— Description of the task —
What follows is a listing; give it again exactly, in its entirety.

— Records —
☆ ☆ ☆ ☆ ☆ ☆ ☆

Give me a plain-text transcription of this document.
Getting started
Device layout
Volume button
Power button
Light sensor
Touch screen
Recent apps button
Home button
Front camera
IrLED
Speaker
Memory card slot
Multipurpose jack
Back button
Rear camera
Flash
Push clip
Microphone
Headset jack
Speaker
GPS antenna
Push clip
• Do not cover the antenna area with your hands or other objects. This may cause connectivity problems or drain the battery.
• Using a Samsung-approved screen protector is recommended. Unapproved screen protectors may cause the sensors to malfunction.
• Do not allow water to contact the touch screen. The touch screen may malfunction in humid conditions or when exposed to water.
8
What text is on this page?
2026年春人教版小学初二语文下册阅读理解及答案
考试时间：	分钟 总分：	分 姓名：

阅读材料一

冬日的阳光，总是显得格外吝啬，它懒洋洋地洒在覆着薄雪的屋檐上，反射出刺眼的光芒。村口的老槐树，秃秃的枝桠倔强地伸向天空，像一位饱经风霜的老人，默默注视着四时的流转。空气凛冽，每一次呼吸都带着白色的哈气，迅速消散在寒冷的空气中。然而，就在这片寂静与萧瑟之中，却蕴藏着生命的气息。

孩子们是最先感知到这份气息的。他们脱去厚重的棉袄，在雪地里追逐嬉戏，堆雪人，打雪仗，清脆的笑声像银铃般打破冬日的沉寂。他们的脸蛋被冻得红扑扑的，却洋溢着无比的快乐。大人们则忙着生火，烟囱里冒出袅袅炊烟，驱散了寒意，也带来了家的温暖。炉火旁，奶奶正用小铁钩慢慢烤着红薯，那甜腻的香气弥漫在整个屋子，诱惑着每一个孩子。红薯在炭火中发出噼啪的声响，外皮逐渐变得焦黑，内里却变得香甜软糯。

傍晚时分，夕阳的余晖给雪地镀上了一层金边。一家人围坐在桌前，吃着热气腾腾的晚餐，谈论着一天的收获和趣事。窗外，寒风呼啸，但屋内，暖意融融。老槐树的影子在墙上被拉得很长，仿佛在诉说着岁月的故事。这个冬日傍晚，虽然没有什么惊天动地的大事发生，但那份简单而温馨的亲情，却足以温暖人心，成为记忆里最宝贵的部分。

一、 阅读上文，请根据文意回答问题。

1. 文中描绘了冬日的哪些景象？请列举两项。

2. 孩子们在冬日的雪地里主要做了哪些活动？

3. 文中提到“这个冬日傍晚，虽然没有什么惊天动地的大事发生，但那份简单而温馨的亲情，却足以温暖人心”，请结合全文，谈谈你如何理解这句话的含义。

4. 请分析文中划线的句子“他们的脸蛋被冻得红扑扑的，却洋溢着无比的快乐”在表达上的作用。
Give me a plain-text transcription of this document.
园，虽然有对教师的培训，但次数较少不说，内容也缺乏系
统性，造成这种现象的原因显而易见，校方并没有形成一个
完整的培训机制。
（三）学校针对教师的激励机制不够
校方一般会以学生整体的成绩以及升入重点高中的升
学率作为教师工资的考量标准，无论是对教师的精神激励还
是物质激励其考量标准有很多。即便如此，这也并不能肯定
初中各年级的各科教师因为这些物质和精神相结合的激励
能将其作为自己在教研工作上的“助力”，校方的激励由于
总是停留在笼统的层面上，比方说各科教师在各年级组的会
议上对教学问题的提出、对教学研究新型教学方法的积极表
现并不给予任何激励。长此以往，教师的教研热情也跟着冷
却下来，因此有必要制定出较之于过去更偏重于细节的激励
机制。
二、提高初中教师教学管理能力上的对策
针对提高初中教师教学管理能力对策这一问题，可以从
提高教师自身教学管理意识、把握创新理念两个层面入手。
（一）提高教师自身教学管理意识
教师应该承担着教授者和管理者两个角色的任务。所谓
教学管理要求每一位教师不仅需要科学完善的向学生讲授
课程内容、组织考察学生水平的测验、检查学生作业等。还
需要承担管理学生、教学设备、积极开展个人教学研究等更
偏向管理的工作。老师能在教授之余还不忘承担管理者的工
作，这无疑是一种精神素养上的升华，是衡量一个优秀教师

☆ ☆ ☆ ☆ ☆ ☆ ☆

— Task response —
Give me a plain-text transcription of this document.
Getting started
Device layout
Volume button
Power button
Light sensor
Touch screen
Recent apps button
Home button
Front camera
IrLED
Speaker
Memory card slot
Multipurpose jack
Back button
Rear camera
Flash
Push clip
Microphone
Headset jack
Speaker
GPS antenna
Push clip
• Do not cover the antenna area with your hands or other objects. This may cause connectivity problems or drain the battery.
• Using a Samsung-approved screen protector is recommended. Unapproved screen protectors may cause the sensors to malfunction.
• Do not allow water to contact the touch screen. The touch screen may malfunction in humid conditions or when exposed to water.
8
What text is on this page?
2026年春人教版小学初二语文下册阅读理解及答案
考试时间：	分钟 总分：	分 姓名：

阅读材料一

冬日的阳光，总是显得格外吝啬，它懒洋洋地洒在覆着薄雪的屋檐上，反射出刺眼的光芒。村口的老槐树，秃秃的枝桠倔强地伸向天空，像一位饱经风霜的老人，默默注视着四时的流转。空气凛冽，每一次呼吸都带着白色的哈气，迅速消散在寒冷的空气中。然而，就在这片寂静与萧瑟之中，却蕴藏着生命的气息。

孩子们是最先感知到这份气息的。他们脱去厚重的棉袄，在雪地里追逐嬉戏，堆雪人，打雪仗，清脆的笑声像银铃般打破冬日的沉寂。他们的脸蛋被冻得红扑扑的，却洋溢着无比的快乐。大人们则忙着生火，烟囱里冒出袅袅炊烟，驱散了寒意，也带来了家的温暖。炉火旁，奶奶正用小铁钩慢慢烤着红薯，那甜腻的香气弥漫在整个屋子，诱惑着每一个孩子。红薯在炭火中发出噼啪的声响，外皮逐渐变得焦黑，内里却变得香甜软糯。

傍晚时分，夕阳的余晖给雪地镀上了一层金边。一家人围坐在桌前，吃着热气腾腾的晚餐，谈论着一天的收获和趣事。窗外，寒风呼啸，但屋内，暖意融融。老槐树的影子在墙上被拉得很长，仿佛在诉说着岁月的故事。这个冬日傍晚，虽然没有什么惊天动地的大事发生，但那份简单而温馨的亲情，却足以温暖人心，成为记忆里最宝贵的部分。

一、 阅读上文，请根据文意回答问题。

1. 文中描绘了冬日的哪些景象？请列举两项。

2. 孩子们在冬日的雪地里主要做了哪些活动？

3. 文中提到“这个冬日傍晚，虽然没有什么惊天动地的大事发生，但那份简单而温馨的亲情，却足以温暖人心”，请结合全文，谈谈你如何理解这句话的含义。

4. 请分析文中划线的句子“他们的脸蛋被冻得红扑扑的，却洋溢着无比的快乐”在表达上的作用。
Give me a plain-text transcription of this document.
园，虽然有对教师的培训，但次数较少不说，内容也缺乏系
统性，造成这种现象的原因显而易见，校方并没有形成一个
完整的培训机制。
（三）学校针对教师的激励机制不够
校方一般会以学生整体的成绩以及升入重点高中的升
学率作为教师工资的考量标准，无论是对教师的精神激励还
是物质激励其考量标准有很多。即便如此，这也并不能肯定
初中各年级的各科教师因为这些物质和精神相结合的激励
能将其作为自己在教研工作上的“助力”，校方的激励由于
总是停留在笼统的层面上，比方说各科教师在各年级组的会
议上对教学问题的提出、对教学研究新型教学方法的积极表
现并不给予任何激励。长此以往，教师的教研热情也跟着冷
却下来，因此有必要制定出较之于过去更偏重于细节的激励
机制。
二、提高初中教师教学管理能力上的对策
针对提高初中教师教学管理能力对策这一问题，可以从
提高教师自身教学管理意识、把握创新理念两个层面入手。
（一）提高教师自身教学管理意识
教师应该承担着教授者和管理者两个角色的任务。所谓
教学管理要求每一位教师不仅需要科学完善的向学生讲授
课程内容、组织考察学生水平的测验、检查学生作业等。还
需要承担管理学生、教学设备、积极开展个人教学研究等更
偏向管理的工作。老师能在教授之余还不忘承担管理者的工
作，这无疑是一种精神素养上的升华，是衡量一个优秀教师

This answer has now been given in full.